(Source records)
──────────
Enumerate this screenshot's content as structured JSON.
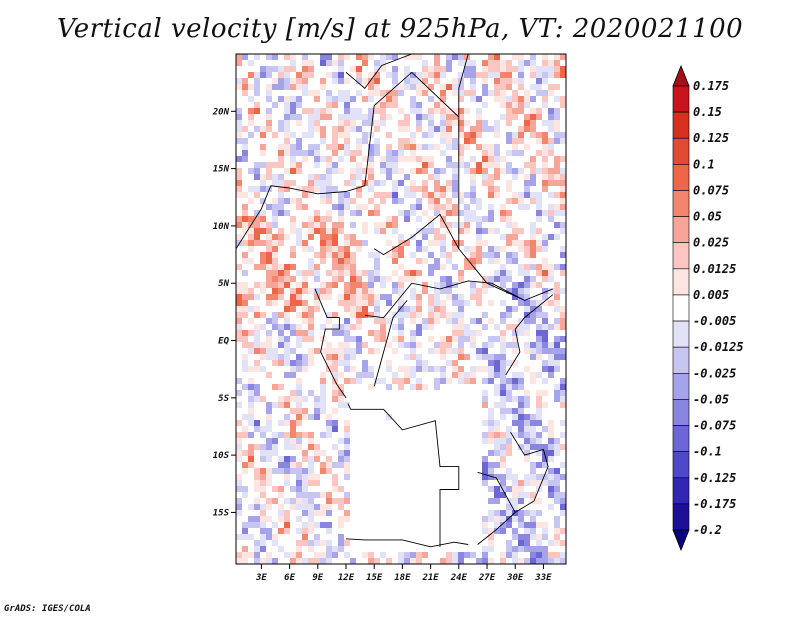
{
  "chart_data": {
    "type": "heatmap",
    "title": "Vertical velocity [m/s] at 925hPa, VT: 2020021100",
    "xlabel": "",
    "ylabel": "",
    "x_ticks": [
      "3E",
      "6E",
      "9E",
      "12E",
      "15E",
      "18E",
      "21E",
      "24E",
      "27E",
      "30E",
      "33E"
    ],
    "x_tick_values": [
      3,
      6,
      9,
      12,
      15,
      18,
      21,
      24,
      27,
      30,
      33
    ],
    "y_ticks": [
      "20N",
      "15N",
      "10N",
      "5N",
      "EQ",
      "5S",
      "10S",
      "15S"
    ],
    "y_tick_values": [
      20,
      15,
      10,
      5,
      0,
      -5,
      -10,
      -15
    ],
    "xlim": [
      0.3,
      35.4
    ],
    "ylim": [
      -19.5,
      25.0
    ],
    "grid": false,
    "legend": "colorbar-right",
    "colorbar_levels": [
      "0.175",
      "0.15",
      "0.125",
      "0.1",
      "0.075",
      "0.05",
      "0.025",
      "0.0125",
      "0.005",
      "-0.005",
      "-0.0125",
      "-0.025",
      "-0.05",
      "-0.075",
      "-0.1",
      "-0.125",
      "-0.175",
      "-0.2"
    ],
    "colorbar_colors": [
      "#a50f15",
      "#c8141c",
      "#d7301f",
      "#e34a33",
      "#ef6548",
      "#f4856d",
      "#f7a598",
      "#fcc5c0",
      "#fde6e2",
      "#ffffff",
      "#e1e1f8",
      "#c7c6f2",
      "#a6a3ea",
      "#8a86e0",
      "#6d67d6",
      "#4f48c8",
      "#3226b5",
      "#1d0f9a",
      "#0a0080"
    ]
  },
  "footer": {
    "credit": "GrADS: IGES/COLA"
  }
}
──────────
=== Aim of the task ===
Reproduce the records verbatim, omitting all images they contain.

=== Task answer ===
Enumerate this screenshot's content as structured JSON.
{
  "chart_data": {
    "type": "heatmap",
    "title": "Vertical velocity [m/s] at 925hPa, VT: 2020021100",
    "xlabel": "",
    "ylabel": "",
    "x_ticks": [
      "3E",
      "6E",
      "9E",
      "12E",
      "15E",
      "18E",
      "21E",
      "24E",
      "27E",
      "30E",
      "33E"
    ],
    "x_tick_values": [
      3,
      6,
      9,
      12,
      15,
      18,
      21,
      24,
      27,
      30,
      33
    ],
    "y_ticks": [
      "20N",
      "15N",
      "10N",
      "5N",
      "EQ",
      "5S",
      "10S",
      "15S"
    ],
    "y_tick_values": [
      20,
      15,
      10,
      5,
      0,
      -5,
      -10,
      -15
    ],
    "xlim": [
      0.3,
      35.4
    ],
    "ylim": [
      -19.5,
      25.0
    ],
    "grid": false,
    "legend": "colorbar-right",
    "colorbar_levels": [
      "0.175",
      "0.15",
      "0.125",
      "0.1",
      "0.075",
      "0.05",
      "0.025",
      "0.0125",
      "0.005",
      "-0.005",
      "-0.0125",
      "-0.025",
      "-0.05",
      "-0.075",
      "-0.1",
      "-0.125",
      "-0.175",
      "-0.2"
    ],
    "colorbar_colors": [
      "#a50f15",
      "#c8141c",
      "#d7301f",
      "#e34a33",
      "#ef6548",
      "#f4856d",
      "#f7a598",
      "#fcc5c0",
      "#fde6e2",
      "#ffffff",
      "#e1e1f8",
      "#c7c6f2",
      "#a6a3ea",
      "#8a86e0",
      "#6d67d6",
      "#4f48c8",
      "#3226b5",
      "#1d0f9a",
      "#0a0080"
    ]
  },
  "footer": {
    "credit": "GrADS: IGES/COLA"
  }
}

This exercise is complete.